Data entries
++++

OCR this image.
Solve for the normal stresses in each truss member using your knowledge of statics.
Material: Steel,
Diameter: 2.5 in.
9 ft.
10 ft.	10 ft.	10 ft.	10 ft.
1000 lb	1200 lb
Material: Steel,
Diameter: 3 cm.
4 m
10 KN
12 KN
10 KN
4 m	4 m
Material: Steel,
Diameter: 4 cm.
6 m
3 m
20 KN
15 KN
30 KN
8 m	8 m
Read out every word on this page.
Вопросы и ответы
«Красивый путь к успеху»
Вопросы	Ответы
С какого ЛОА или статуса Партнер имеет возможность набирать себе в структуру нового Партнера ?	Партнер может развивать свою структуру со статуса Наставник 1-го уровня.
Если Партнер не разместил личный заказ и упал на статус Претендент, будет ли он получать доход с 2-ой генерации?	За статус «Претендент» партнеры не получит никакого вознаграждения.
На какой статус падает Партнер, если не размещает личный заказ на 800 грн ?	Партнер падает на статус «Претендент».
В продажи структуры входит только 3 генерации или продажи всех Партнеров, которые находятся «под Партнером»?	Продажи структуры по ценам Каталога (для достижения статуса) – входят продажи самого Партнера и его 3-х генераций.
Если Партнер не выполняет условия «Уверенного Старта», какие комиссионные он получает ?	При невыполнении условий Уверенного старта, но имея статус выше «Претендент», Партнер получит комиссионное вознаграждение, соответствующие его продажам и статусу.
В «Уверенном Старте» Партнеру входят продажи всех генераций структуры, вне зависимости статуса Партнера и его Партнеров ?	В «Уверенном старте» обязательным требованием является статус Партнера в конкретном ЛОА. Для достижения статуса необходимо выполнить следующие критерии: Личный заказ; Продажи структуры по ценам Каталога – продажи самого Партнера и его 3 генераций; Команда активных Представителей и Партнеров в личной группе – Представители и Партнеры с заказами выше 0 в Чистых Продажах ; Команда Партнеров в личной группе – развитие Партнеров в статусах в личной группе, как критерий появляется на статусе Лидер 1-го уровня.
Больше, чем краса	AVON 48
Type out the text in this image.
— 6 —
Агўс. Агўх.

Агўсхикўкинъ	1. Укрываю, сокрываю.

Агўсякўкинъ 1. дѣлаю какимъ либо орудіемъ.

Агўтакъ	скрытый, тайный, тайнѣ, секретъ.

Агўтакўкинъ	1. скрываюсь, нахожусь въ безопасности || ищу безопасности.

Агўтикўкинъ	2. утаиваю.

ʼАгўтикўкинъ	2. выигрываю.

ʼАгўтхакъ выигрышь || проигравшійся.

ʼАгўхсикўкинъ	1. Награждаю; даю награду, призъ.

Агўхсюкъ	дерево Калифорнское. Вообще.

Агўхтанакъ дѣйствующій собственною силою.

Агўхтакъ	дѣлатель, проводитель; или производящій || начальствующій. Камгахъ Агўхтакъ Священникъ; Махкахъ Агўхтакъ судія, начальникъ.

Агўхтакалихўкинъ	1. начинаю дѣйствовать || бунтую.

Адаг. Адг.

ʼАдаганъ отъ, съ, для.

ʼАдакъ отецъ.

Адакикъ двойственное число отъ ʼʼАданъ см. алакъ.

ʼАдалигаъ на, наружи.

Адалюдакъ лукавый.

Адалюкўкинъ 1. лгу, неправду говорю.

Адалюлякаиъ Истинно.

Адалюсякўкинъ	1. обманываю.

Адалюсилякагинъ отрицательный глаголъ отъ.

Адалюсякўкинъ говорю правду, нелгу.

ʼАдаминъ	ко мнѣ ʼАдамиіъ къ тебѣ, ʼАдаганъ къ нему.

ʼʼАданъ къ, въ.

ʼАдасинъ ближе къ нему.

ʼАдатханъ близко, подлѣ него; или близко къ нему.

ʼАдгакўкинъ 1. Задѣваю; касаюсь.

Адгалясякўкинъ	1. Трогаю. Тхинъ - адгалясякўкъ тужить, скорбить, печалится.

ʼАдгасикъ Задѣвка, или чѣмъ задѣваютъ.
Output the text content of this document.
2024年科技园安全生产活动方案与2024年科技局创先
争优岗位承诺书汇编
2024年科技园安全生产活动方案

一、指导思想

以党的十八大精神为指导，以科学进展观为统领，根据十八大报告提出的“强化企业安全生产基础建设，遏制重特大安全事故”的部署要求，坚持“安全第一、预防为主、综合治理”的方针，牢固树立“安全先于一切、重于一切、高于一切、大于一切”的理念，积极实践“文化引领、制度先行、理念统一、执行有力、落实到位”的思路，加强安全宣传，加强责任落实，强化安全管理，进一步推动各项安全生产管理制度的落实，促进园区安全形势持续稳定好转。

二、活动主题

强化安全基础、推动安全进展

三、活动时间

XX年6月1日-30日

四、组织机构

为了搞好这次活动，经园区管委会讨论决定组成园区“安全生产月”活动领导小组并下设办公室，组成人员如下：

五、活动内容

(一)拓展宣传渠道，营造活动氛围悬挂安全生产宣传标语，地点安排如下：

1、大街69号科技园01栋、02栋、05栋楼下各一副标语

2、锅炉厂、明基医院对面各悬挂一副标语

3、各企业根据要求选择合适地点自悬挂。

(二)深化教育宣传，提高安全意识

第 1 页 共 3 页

++++

WRITTEN EXERCISE => Repeat every record, exactly as written.

FULL ANSWER =>
OCR this image.
Solve for the normal stresses in each truss member using your knowledge of statics.
Material: Steel,
Diameter: 2.5 in.
9 ft.
10 ft.	10 ft.	10 ft.	10 ft.
1000 lb	1200 lb
Material: Steel,
Diameter: 3 cm.
4 m
10 KN
12 KN
10 KN
4 m	4 m
Material: Steel,
Diameter: 4 cm.
6 m
3 m
20 KN
15 KN
30 KN
8 m	8 m
Read out every word on this page.
Вопросы и ответы
«Красивый путь к успеху»
Вопросы	Ответы
С какого ЛОА или статуса Партнер имеет возможность набирать себе в структуру нового Партнера ?	Партнер может развивать свою структуру со статуса Наставник 1-го уровня.
Если Партнер не разместил личный заказ и упал на статус Претендент, будет ли он получать доход с 2-ой генерации?	За статус «Претендент» партнеры не получит никакого вознаграждения.
На какой статус падает Партнер, если не размещает личный заказ на 800 грн ?	Партнер падает на статус «Претендент».
В продажи структуры входит только 3 генерации или продажи всех Партнеров, которые находятся «под Партнером»?	Продажи структуры по ценам Каталога (для достижения статуса) – входят продажи самого Партнера и его 3-х генераций.
Если Партнер не выполняет условия «Уверенного Старта», какие комиссионные он получает ?	При невыполнении условий Уверенного старта, но имея статус выше «Претендент», Партнер получит комиссионное вознаграждение, соответствующие его продажам и статусу.
В «Уверенном Старте» Партнеру входят продажи всех генераций структуры, вне зависимости статуса Партнера и его Партнеров ?	В «Уверенном старте» обязательным требованием является статус Партнера в конкретном ЛОА. Для достижения статуса необходимо выполнить следующие критерии: Личный заказ; Продажи структуры по ценам Каталога – продажи самого Партнера и его 3 генераций; Команда активных Представителей и Партнеров в личной группе – Представители и Партнеры с заказами выше 0 в Чистых Продажах ; Команда Партнеров в личной группе – развитие Партнеров в статусах в личной группе, как критерий появляется на статусе Лидер 1-го уровня.
Больше, чем краса	AVON 48
Type out the text in this image.
— 6 —
Агўс. Агўх.

Агўсхикўкинъ	1. Укрываю, сокрываю.

Агўсякўкинъ 1. дѣлаю какимъ либо орудіемъ.

Агўтакъ	скрытый, тайный, тайнѣ, секретъ.

Агўтакўкинъ	1. скрываюсь, нахожусь въ безопасности || ищу безопасности.

Агўтикўкинъ	2. утаиваю.

ʼАгўтикўкинъ	2. выигрываю.

ʼАгўтхакъ выигрышь || проигравшійся.

ʼАгўхсикўкинъ	1. Награждаю; даю награду, призъ.

Агўхсюкъ	дерево Калифорнское. Вообще.

Агўхтанакъ дѣйствующій собственною силою.

Агўхтакъ	дѣлатель, проводитель; или производящій || начальствующій. Камгахъ Агўхтакъ Священникъ; Махкахъ Агўхтакъ судія, начальникъ.

Агўхтакалихўкинъ	1. начинаю дѣйствовать || бунтую.

Адаг. Адг.

ʼАдаганъ отъ, съ, для.

ʼАдакъ отецъ.

Адакикъ двойственное число отъ ʼʼАданъ см. алакъ.

ʼАдалигаъ на, наружи.

Адалюдакъ лукавый.

Адалюкўкинъ 1. лгу, неправду говорю.

Адалюлякаиъ Истинно.

Адалюсякўкинъ	1. обманываю.

Адалюсилякагинъ отрицательный глаголъ отъ.

Адалюсякўкинъ говорю правду, нелгу.

ʼАдаминъ	ко мнѣ ʼАдамиіъ къ тебѣ, ʼАдаганъ къ нему.

ʼʼАданъ къ, въ.

ʼАдасинъ ближе къ нему.

ʼАдатханъ близко, подлѣ него; или близко къ нему.

ʼАдгакўкинъ 1. Задѣваю; касаюсь.

Адгалясякўкинъ	1. Трогаю. Тхинъ - адгалясякўкъ тужить, скорбить, печалится.

ʼАдгасикъ Задѣвка, или чѣмъ задѣваютъ.
Output the text content of this document.
2024年科技园安全生产活动方案与2024年科技局创先
争优岗位承诺书汇编
2024年科技园安全生产活动方案

一、指导思想

以党的十八大精神为指导，以科学进展观为统领，根据十八大报告提出的“强化企业安全生产基础建设，遏制重特大安全事故”的部署要求，坚持“安全第一、预防为主、综合治理”的方针，牢固树立“安全先于一切、重于一切、高于一切、大于一切”的理念，积极实践“文化引领、制度先行、理念统一、执行有力、落实到位”的思路，加强安全宣传，加强责任落实，强化安全管理，进一步推动各项安全生产管理制度的落实，促进园区安全形势持续稳定好转。

二、活动主题

强化安全基础、推动安全进展

三、活动时间

XX年6月1日-30日

四、组织机构

为了搞好这次活动，经园区管委会讨论决定组成园区“安全生产月”活动领导小组并下设办公室，组成人员如下：

五、活动内容

(一)拓展宣传渠道，营造活动氛围悬挂安全生产宣传标语，地点安排如下：

1、大街69号科技园01栋、02栋、05栋楼下各一副标语

2、锅炉厂、明基医院对面各悬挂一副标语

3、各企业根据要求选择合适地点自悬挂。

(二)深化教育宣传，提高安全意识

第 1 页 共 3 页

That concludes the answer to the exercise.